Dataset records:
────

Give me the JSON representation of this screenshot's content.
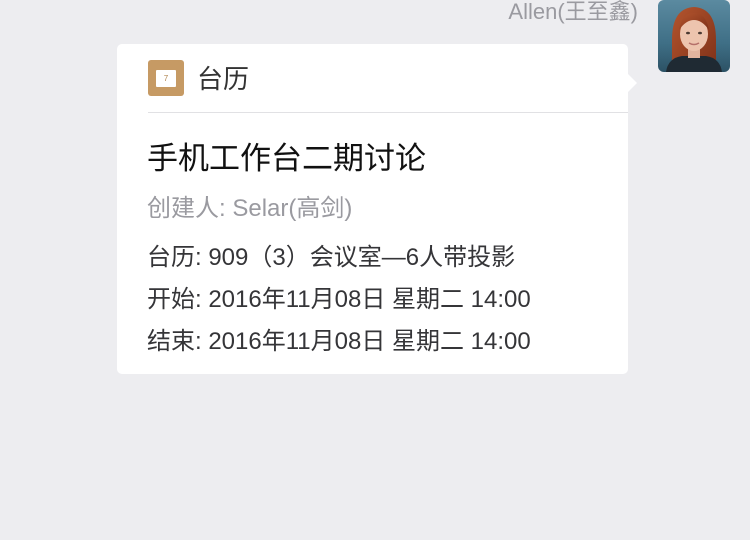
{
  "message": {
    "sender_name": "Allen(王至鑫)",
    "avatar": "avatar-photo"
  },
  "card": {
    "app_icon": "calendar-icon",
    "app_icon_day": "7",
    "app_name": "台历",
    "event_title": "手机工作台二期讨论",
    "creator": "创建人: Selar(高剑)",
    "calendar_line": "台历: 909（3）会议室—6人带投影",
    "start_line": "开始: 2016年11月08日 星期二 14:00",
    "end_line": "结束: 2016年11月08日 星期二 14:00"
  },
  "colors": {
    "background": "#ededf0",
    "card": "#ffffff",
    "icon_accent": "#c69a64",
    "muted_text": "#9a9aa0"
  }
}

────

**OBJECTIVE**
Pictures are not part of the copy; reproduce everything else in the records exactly.

**RESPONSE TO THIS TASK**
Give me the JSON representation of this screenshot's content.
{
  "message": {
    "sender_name": "Allen(王至鑫)",
    "avatar": "avatar-photo"
  },
  "card": {
    "app_icon": "calendar-icon",
    "app_icon_day": "7",
    "app_name": "台历",
    "event_title": "手机工作台二期讨论",
    "creator": "创建人: Selar(高剑)",
    "calendar_line": "台历: 909（3）会议室—6人带投影",
    "start_line": "开始: 2016年11月08日 星期二 14:00",
    "end_line": "结束: 2016年11月08日 星期二 14:00"
  },
  "colors": {
    "background": "#ededf0",
    "card": "#ffffff",
    "icon_accent": "#c69a64",
    "muted_text": "#9a9aa0"
  }
}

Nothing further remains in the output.